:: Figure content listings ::
+===+
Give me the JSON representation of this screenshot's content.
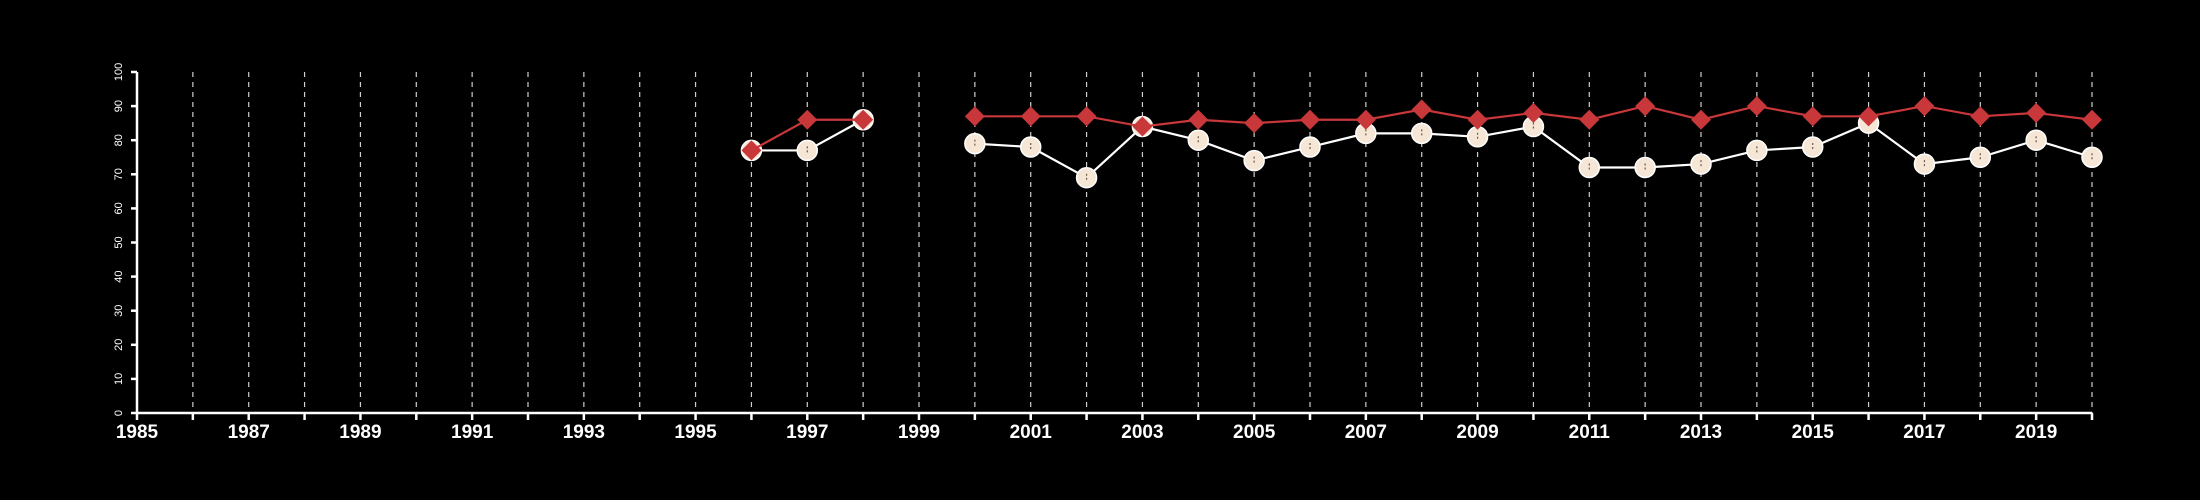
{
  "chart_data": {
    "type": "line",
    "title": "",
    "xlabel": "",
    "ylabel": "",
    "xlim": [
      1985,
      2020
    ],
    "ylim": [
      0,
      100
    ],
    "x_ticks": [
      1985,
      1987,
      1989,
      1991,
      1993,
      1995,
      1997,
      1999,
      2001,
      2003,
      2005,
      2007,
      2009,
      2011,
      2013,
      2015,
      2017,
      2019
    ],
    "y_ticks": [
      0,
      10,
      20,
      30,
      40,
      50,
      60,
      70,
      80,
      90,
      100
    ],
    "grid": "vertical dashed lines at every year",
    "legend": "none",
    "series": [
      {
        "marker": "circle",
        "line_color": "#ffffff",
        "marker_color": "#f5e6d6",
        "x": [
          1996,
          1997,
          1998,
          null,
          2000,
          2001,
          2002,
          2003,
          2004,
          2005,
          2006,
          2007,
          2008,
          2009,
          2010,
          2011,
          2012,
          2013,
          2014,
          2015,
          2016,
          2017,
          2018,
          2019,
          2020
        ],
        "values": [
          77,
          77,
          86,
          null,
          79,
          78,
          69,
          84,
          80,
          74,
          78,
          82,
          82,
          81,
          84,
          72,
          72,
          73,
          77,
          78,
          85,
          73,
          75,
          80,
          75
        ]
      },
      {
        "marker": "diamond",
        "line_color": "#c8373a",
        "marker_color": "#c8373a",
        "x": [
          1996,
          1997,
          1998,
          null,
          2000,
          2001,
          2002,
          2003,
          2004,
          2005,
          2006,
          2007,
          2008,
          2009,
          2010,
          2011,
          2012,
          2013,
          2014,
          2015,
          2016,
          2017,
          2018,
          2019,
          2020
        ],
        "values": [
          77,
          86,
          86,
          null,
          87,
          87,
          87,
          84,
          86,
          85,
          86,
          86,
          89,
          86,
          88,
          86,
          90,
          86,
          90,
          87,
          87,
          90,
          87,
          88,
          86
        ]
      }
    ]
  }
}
+===+
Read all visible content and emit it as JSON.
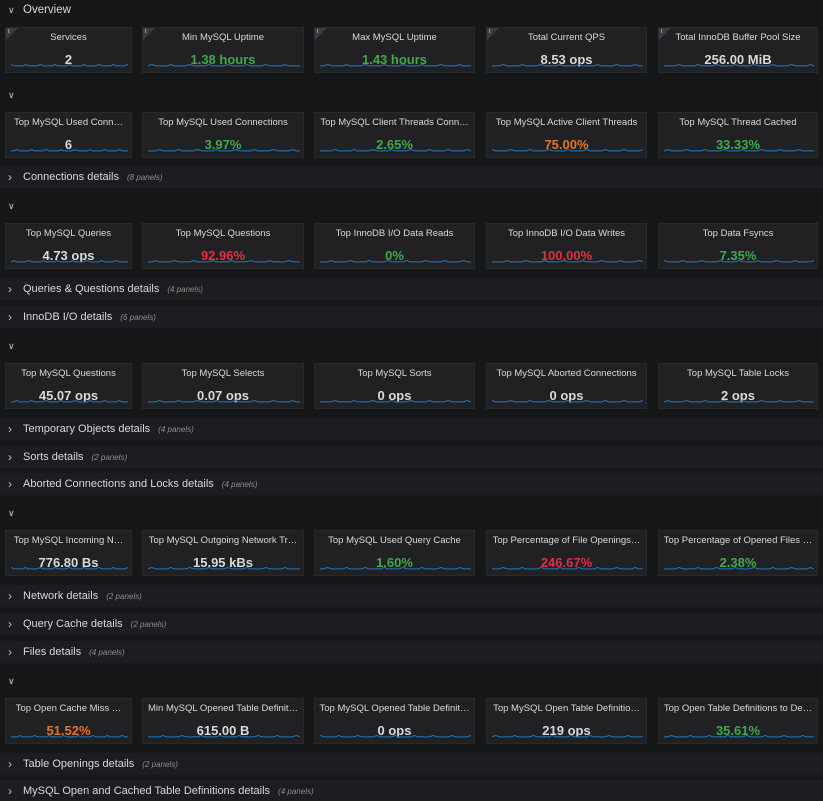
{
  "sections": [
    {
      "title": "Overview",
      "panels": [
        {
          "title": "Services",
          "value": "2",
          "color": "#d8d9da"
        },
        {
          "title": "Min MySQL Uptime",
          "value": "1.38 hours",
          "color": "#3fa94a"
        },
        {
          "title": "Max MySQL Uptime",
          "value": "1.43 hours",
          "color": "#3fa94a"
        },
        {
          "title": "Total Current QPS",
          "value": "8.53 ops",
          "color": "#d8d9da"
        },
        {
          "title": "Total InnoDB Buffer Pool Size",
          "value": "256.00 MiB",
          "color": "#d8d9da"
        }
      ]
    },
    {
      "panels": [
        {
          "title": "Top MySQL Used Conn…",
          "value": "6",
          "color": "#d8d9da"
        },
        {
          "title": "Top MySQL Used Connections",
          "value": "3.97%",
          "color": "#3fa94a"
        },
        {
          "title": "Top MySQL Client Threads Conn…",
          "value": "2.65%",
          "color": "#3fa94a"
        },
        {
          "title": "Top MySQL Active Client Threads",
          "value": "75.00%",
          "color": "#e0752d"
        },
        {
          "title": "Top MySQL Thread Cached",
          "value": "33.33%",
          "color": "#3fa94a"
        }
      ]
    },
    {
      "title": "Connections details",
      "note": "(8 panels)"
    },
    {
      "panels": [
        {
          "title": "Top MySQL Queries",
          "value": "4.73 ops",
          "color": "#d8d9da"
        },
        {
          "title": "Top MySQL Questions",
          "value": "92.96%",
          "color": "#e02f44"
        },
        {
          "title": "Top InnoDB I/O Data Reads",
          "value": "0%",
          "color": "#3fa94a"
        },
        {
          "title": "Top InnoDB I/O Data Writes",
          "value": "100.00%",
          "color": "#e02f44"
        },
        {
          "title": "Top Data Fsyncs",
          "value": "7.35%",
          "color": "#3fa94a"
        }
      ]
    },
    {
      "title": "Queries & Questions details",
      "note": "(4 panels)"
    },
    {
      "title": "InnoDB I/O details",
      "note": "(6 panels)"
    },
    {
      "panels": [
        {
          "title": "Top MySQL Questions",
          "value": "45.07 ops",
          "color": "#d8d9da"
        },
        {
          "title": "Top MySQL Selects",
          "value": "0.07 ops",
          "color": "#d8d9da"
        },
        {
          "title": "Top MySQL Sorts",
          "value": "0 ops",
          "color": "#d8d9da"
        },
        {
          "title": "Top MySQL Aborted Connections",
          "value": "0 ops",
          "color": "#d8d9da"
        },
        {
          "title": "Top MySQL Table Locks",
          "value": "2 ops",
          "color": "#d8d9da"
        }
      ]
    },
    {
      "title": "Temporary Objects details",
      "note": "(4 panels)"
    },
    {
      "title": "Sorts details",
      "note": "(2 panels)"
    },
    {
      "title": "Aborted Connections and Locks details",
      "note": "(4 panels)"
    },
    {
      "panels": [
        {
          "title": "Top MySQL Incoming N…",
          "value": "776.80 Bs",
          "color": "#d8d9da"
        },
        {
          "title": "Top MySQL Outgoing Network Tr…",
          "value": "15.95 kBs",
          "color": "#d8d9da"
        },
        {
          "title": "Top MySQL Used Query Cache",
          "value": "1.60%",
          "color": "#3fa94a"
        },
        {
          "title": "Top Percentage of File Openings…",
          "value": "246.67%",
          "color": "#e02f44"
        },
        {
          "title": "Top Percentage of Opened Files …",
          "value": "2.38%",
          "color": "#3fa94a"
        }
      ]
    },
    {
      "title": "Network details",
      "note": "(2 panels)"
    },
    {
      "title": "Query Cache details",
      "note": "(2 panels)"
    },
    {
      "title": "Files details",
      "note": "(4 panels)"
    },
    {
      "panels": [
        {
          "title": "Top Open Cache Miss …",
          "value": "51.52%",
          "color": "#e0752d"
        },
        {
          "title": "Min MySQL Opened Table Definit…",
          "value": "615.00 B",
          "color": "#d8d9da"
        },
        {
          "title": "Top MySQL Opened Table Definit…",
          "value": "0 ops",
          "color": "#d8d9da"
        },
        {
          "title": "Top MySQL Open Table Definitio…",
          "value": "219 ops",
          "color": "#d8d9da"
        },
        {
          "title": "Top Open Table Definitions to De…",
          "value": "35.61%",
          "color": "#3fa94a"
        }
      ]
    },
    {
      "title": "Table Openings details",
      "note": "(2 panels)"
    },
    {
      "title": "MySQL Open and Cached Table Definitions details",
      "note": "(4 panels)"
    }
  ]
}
+===+
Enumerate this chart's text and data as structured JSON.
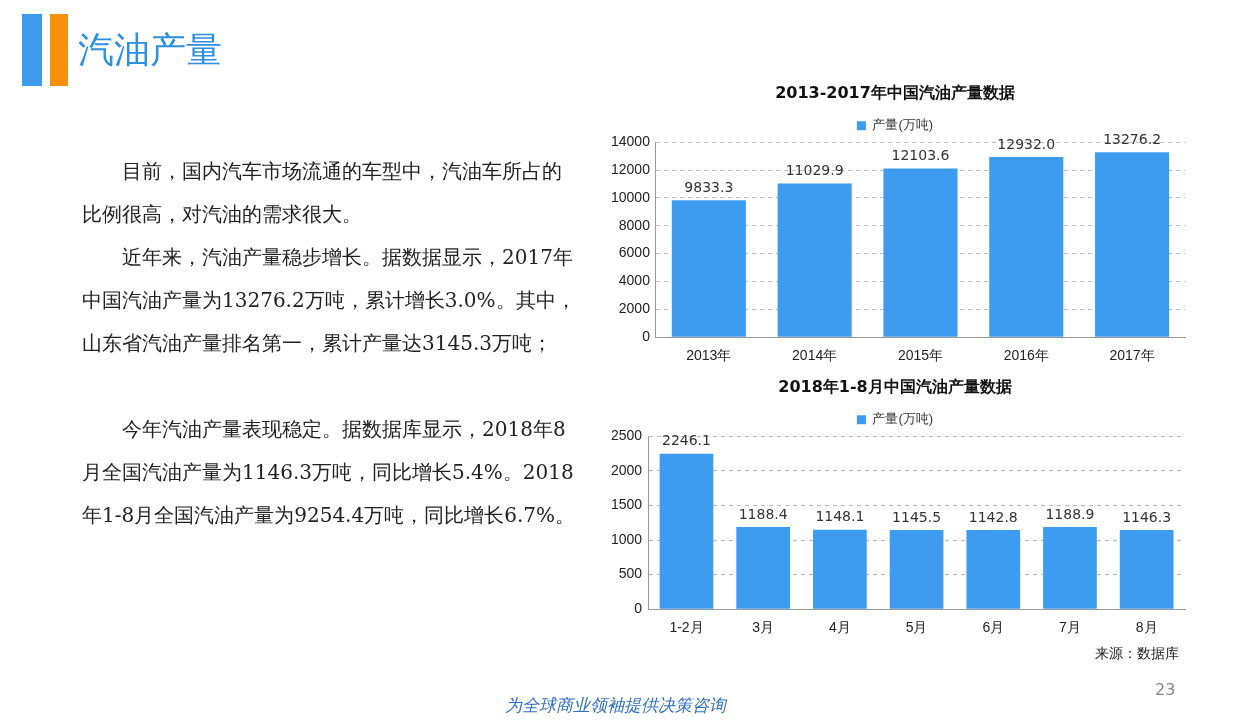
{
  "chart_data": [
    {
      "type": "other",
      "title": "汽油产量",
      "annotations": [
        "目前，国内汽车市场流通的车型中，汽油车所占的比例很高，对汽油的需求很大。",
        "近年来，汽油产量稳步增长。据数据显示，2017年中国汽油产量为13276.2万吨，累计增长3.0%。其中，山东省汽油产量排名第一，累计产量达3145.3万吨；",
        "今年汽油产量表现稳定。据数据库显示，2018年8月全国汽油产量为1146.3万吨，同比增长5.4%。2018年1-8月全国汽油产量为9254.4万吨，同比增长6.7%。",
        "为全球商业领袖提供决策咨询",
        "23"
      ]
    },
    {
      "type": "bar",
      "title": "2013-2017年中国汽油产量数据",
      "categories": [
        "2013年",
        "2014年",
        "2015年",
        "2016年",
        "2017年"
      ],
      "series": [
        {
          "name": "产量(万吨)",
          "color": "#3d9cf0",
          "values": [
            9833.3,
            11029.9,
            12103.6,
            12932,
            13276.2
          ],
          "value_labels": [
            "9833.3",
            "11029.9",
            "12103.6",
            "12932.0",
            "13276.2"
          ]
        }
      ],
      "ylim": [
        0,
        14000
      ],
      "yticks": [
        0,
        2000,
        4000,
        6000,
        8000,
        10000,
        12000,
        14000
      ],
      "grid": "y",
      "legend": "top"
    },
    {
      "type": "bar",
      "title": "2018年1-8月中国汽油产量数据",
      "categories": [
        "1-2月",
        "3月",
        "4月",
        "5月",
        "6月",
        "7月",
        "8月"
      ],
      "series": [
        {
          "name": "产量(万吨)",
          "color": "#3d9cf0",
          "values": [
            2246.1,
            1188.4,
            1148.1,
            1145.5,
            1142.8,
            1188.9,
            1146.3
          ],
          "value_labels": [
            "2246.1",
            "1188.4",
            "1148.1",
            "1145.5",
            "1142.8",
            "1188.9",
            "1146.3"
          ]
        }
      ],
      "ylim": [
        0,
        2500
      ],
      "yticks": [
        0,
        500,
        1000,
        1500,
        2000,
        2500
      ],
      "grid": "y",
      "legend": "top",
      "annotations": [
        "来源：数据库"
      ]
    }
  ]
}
+===+
For each line in the data above that contains the string "Files", extract the line.

          "title": "Top Percentage of Opened Files …",
      "title": "Files details",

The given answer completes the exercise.